◆ Ações pedidas
#1 Responda às perguntas sobre o excerto acerca de Urbano, marcando cada resposta com a mesma letra.
(a) Na primeira fala, que três coisas se diz terem ficado?
(b) Segundo a indicação entre parênteses retos, o que veste Urbano na imagem?
(c) De que obra é a passagem em que aparecem Irisalva e Delfino?
#2 Continue o excerto acerca de Urbano a partir do ponto em que termina.

◆ Texto fornecido
────────

E havia um interesse em ele
saber quem eu era e eu com certeza, tinha curiosidade, até porque a palavra
«escritor» também fazia muito sentido para mim, não é? O que ficou em mim foi o
carácter dele, a gentileza e a amabilidade.» [Imagem de Urbano novo, de gabardina branca.]
Urbano: «Mas então ainda Irisalva cria nele, como num deus da Primavera, mesmo que a lucidez
sopeada a advertisse de que Delfino se enfastiava e se evadia, dia após dia, para
mais longe ou para a melancolia de uma estreita soledade, de uma irremediável
impotência.» (Bastardos do Sol, 3)

────────

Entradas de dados
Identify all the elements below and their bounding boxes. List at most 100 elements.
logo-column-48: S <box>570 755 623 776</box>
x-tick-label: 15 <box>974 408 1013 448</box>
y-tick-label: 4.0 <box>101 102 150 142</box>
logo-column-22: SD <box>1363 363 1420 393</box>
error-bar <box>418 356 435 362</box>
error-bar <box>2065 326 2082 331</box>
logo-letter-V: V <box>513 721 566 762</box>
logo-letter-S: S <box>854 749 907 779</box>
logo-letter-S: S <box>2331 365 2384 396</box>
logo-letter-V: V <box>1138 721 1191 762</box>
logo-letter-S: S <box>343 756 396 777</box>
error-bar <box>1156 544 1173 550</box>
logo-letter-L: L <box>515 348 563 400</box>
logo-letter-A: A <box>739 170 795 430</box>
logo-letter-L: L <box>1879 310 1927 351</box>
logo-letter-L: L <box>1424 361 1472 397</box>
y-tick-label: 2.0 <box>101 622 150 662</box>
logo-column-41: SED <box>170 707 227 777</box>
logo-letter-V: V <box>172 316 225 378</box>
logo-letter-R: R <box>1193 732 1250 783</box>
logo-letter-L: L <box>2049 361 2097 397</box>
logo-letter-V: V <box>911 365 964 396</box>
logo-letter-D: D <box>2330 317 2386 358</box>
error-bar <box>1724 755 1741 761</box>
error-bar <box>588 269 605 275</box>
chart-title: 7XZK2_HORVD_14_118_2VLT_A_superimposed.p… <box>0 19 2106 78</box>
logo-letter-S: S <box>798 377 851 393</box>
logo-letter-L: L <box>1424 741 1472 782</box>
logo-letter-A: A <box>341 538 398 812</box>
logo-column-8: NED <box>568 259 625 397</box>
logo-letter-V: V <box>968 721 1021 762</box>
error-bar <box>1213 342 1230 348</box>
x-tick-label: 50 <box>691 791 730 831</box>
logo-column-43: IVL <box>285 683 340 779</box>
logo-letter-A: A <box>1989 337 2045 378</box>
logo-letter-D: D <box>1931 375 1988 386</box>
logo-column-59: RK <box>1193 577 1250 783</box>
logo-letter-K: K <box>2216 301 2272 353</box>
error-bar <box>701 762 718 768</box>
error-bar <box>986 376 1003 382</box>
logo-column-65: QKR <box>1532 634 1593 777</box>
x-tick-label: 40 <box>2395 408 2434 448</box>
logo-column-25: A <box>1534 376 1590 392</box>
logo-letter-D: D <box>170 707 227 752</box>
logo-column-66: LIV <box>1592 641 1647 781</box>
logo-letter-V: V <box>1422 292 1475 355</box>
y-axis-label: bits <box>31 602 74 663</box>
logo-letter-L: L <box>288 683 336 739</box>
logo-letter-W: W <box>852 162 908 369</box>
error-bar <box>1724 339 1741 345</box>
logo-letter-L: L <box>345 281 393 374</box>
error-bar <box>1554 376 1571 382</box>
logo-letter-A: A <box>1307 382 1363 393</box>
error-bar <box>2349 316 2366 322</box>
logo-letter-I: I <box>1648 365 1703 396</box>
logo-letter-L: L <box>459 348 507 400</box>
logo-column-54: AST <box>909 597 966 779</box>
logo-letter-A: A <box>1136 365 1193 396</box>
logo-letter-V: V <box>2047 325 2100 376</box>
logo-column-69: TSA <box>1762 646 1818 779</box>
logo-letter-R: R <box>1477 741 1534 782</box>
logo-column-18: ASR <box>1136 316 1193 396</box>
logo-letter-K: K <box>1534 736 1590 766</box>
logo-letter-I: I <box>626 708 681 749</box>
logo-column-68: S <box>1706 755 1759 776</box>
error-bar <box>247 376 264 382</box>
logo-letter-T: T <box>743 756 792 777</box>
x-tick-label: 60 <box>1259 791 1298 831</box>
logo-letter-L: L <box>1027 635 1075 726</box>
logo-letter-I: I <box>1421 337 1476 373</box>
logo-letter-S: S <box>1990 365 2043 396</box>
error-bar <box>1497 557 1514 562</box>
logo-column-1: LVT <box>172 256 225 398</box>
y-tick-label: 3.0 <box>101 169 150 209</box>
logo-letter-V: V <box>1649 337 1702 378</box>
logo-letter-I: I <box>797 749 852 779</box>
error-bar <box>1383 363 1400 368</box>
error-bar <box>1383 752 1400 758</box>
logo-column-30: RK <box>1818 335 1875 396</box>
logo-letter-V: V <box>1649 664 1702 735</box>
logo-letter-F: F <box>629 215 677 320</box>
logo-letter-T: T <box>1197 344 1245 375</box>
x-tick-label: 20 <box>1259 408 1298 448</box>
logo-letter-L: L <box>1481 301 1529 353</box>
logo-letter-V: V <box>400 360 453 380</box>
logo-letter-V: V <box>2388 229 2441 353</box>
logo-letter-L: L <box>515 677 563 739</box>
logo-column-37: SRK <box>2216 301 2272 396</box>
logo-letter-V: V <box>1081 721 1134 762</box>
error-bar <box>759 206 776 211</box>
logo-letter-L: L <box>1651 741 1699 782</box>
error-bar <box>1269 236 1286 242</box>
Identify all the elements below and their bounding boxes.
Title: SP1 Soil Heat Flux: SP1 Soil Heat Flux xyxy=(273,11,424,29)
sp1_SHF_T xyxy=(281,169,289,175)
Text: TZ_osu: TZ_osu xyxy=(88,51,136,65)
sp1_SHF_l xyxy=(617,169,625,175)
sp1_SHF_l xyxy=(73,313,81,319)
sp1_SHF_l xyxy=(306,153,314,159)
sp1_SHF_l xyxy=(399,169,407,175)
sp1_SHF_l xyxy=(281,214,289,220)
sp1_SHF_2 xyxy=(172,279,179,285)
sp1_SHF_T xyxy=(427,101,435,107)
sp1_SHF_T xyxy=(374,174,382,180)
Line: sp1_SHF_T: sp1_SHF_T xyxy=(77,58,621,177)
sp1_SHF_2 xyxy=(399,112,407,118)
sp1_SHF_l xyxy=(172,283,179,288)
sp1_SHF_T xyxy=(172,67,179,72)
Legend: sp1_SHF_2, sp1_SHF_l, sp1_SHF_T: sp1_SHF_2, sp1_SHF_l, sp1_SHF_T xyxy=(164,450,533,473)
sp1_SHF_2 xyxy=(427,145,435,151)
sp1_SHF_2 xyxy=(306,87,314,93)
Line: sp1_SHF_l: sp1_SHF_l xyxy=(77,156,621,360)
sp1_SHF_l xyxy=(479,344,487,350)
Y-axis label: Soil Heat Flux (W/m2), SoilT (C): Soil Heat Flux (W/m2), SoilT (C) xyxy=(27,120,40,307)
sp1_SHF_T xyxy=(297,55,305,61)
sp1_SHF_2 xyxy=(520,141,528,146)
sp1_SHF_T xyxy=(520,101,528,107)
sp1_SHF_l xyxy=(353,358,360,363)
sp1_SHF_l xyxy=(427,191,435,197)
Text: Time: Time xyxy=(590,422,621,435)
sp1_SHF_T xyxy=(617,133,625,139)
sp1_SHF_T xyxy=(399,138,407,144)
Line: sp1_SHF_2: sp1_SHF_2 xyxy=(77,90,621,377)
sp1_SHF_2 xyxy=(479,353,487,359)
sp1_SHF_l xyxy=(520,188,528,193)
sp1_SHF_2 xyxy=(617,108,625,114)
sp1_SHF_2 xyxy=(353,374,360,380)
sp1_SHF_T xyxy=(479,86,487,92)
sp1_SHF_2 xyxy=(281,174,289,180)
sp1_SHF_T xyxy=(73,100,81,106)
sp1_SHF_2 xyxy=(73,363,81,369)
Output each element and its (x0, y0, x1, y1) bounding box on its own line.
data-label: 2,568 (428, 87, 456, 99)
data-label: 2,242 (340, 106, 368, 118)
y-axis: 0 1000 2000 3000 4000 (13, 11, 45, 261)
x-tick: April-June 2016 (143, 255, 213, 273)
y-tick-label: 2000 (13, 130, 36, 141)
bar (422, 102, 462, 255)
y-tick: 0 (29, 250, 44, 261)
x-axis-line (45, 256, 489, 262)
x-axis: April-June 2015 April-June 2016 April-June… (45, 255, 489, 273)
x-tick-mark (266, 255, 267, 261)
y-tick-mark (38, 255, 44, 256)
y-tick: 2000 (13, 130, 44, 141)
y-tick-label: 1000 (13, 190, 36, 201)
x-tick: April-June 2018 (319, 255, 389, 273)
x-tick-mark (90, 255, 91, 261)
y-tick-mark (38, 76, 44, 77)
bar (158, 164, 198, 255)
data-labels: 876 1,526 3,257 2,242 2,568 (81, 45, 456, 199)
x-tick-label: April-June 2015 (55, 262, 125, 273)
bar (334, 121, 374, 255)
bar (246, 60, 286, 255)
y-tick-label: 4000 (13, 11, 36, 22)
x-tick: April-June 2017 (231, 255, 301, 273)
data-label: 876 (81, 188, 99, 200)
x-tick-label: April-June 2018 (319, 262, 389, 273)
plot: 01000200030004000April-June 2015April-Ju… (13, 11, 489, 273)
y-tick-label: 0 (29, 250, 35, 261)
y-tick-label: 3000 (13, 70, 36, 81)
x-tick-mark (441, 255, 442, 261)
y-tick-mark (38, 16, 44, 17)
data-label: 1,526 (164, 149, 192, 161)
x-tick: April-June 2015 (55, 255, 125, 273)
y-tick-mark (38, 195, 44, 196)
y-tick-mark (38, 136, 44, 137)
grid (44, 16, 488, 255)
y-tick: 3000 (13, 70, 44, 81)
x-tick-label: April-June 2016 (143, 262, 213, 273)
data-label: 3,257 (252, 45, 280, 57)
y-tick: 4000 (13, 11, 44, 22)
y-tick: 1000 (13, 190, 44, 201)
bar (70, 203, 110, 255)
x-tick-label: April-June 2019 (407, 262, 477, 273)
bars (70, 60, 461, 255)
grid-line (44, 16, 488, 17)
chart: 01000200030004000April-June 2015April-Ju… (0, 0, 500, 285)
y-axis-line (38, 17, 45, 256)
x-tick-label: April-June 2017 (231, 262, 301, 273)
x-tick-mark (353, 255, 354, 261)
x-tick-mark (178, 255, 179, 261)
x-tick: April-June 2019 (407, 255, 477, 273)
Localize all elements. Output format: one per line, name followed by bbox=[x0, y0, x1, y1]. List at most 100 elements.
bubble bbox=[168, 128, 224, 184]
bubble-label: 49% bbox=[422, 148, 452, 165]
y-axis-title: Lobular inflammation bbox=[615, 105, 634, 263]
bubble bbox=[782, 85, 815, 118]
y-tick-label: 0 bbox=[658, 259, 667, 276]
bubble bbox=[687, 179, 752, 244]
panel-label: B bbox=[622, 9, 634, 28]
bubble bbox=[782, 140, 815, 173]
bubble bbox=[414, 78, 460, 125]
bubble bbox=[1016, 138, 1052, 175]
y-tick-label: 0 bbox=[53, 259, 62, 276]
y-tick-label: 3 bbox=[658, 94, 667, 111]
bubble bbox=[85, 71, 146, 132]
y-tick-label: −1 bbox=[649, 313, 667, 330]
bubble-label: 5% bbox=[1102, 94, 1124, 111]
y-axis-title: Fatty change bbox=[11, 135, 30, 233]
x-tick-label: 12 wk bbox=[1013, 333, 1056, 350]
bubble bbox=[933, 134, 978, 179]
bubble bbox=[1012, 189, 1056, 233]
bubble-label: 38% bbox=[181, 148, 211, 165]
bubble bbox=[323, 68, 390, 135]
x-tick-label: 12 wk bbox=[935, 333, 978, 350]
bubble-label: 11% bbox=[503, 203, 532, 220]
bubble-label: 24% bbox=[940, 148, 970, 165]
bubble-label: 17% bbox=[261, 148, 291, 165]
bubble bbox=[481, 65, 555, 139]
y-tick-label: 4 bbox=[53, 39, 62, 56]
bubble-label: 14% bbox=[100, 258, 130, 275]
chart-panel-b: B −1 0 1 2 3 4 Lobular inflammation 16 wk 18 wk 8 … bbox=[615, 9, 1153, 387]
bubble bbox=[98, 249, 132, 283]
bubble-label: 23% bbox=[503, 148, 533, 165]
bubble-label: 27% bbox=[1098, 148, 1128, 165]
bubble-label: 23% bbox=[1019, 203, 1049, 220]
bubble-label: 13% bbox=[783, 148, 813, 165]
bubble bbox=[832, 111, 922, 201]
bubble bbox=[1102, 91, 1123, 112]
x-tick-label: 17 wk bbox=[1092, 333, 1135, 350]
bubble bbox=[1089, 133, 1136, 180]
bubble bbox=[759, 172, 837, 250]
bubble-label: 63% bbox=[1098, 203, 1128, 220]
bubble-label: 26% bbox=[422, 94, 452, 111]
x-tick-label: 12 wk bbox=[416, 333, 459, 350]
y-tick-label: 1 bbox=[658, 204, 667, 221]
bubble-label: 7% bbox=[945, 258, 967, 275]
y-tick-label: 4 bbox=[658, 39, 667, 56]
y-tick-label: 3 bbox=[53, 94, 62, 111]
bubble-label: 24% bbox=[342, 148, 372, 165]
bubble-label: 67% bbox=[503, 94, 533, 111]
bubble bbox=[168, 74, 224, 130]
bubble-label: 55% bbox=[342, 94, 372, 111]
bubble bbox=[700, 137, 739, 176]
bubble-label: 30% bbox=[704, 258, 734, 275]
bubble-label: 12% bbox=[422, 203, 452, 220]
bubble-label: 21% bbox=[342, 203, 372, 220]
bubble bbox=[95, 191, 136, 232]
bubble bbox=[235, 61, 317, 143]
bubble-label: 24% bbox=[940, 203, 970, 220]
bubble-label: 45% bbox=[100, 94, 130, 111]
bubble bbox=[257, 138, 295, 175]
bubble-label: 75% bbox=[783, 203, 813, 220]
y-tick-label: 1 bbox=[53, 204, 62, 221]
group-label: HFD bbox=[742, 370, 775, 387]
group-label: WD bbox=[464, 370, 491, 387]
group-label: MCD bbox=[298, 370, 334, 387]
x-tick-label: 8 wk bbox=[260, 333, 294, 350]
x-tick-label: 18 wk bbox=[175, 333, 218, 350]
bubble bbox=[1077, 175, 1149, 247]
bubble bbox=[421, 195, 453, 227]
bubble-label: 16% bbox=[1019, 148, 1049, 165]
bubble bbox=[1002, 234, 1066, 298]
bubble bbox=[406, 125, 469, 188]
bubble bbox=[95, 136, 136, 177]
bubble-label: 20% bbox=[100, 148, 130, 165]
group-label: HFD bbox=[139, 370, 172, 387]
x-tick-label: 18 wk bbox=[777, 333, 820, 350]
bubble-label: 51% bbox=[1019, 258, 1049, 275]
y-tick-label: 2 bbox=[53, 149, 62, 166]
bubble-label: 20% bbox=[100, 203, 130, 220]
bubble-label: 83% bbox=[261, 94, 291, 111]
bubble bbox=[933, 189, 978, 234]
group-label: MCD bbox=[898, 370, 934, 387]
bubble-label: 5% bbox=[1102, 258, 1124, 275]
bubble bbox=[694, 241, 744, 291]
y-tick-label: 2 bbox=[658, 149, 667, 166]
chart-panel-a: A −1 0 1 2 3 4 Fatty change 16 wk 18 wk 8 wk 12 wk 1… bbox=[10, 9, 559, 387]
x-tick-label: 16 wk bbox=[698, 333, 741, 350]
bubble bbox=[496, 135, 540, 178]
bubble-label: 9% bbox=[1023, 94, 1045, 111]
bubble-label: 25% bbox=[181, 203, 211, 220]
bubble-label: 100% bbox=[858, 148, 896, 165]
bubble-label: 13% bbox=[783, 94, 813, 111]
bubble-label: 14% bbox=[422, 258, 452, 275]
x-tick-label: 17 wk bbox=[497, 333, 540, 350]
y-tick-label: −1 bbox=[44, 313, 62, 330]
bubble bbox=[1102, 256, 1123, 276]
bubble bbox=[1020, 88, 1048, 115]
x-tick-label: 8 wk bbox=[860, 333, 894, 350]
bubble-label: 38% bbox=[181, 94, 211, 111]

────────

◆ Respostas ao exercício
#1
(a) O carácter dele, a gentileza e a amabilidade.
(b) Uma gabardina branca.
(c) De «Bastardos do Sol».

#2
[Passam rostos de mulheres no
ecrã.]
«Provavelmente, havia em mim
uma capacidade de sedução, uma certa riqueza libidinal, digamos, que me impelia
muito para experiências amorosas. Sempre as achei mais interessantes do que os
homens, no sentido de que, como estavam a começar a sentir-se humilhadas e
presas, havia uma vontade de libertação. Isso tornava as mulheres muito
interessantes, em finais [vão passando imagens de mulheres] dos anos 50,
princípios dos anos 60, e essa vontade de emancipação fazia com que elas já
fossem interessantes; eram interessantes, humanamente [pinturas, com mulheres],
tal como eram interessantes, do ponto de vista literário.
«Há
mulheres que têm uma forma de beleza sua, que encanta, sem ser a beleza
convencional.
[Na
praia, mulheres com Urbano e outro homem novo, que pode ser o irmão.]
«Portanto,
houve mulheres com quem eu me senti perfeitamente encantado, sem serem belezas
perfeitas.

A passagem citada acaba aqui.